- YOUR TASK:
Below are records; state how many of their lines hold the word "Market", and give only the figure.

- MATERIAL SHOWN:
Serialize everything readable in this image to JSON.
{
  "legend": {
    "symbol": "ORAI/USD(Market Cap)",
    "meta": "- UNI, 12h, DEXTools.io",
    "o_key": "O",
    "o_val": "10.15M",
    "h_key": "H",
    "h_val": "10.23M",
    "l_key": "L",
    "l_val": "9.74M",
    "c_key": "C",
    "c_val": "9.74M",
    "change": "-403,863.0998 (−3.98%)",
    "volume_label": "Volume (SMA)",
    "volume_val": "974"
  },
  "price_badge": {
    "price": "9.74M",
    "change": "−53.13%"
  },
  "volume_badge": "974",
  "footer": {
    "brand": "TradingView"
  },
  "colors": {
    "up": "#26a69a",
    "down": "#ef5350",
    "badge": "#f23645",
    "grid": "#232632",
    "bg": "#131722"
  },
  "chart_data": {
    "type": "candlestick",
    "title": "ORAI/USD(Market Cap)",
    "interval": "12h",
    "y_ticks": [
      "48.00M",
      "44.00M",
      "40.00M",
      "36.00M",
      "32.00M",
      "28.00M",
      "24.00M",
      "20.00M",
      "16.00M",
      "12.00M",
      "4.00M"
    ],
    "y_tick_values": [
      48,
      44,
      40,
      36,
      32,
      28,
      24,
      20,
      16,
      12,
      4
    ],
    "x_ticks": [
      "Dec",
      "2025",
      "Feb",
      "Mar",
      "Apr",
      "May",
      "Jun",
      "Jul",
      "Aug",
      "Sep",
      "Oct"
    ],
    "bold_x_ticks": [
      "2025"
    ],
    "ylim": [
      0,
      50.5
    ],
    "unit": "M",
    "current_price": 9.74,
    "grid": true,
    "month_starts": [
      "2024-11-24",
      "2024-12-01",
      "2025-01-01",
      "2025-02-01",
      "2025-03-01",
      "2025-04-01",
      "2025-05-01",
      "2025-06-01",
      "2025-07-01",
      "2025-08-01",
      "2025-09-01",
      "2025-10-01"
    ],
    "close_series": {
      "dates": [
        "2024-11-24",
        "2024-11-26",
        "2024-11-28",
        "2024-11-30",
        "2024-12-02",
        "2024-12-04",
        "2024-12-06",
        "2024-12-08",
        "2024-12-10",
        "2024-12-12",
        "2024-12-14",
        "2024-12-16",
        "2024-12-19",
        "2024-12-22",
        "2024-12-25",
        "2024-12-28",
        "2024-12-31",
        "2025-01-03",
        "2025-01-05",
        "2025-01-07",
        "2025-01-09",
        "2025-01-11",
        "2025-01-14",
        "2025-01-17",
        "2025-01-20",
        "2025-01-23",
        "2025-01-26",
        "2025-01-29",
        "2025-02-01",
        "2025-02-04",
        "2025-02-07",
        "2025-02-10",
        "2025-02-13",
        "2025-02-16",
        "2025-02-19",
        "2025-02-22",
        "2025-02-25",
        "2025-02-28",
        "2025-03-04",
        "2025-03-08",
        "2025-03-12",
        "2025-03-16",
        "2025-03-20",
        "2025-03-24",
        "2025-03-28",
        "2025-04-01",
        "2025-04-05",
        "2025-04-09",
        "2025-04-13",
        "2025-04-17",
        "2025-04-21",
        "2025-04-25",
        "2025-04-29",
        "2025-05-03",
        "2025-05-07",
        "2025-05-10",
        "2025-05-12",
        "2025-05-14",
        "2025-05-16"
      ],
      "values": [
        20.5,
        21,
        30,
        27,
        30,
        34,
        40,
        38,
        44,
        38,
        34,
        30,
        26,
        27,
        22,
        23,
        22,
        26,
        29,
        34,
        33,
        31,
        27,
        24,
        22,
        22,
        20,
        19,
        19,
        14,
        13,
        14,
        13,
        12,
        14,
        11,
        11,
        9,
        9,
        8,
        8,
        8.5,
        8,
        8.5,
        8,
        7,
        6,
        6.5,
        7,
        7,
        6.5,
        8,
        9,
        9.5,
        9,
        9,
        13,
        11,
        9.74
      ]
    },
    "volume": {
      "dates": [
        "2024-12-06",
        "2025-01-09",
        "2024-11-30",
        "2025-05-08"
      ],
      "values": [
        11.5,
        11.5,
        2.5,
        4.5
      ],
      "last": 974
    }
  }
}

- TASK SOLUTION:
2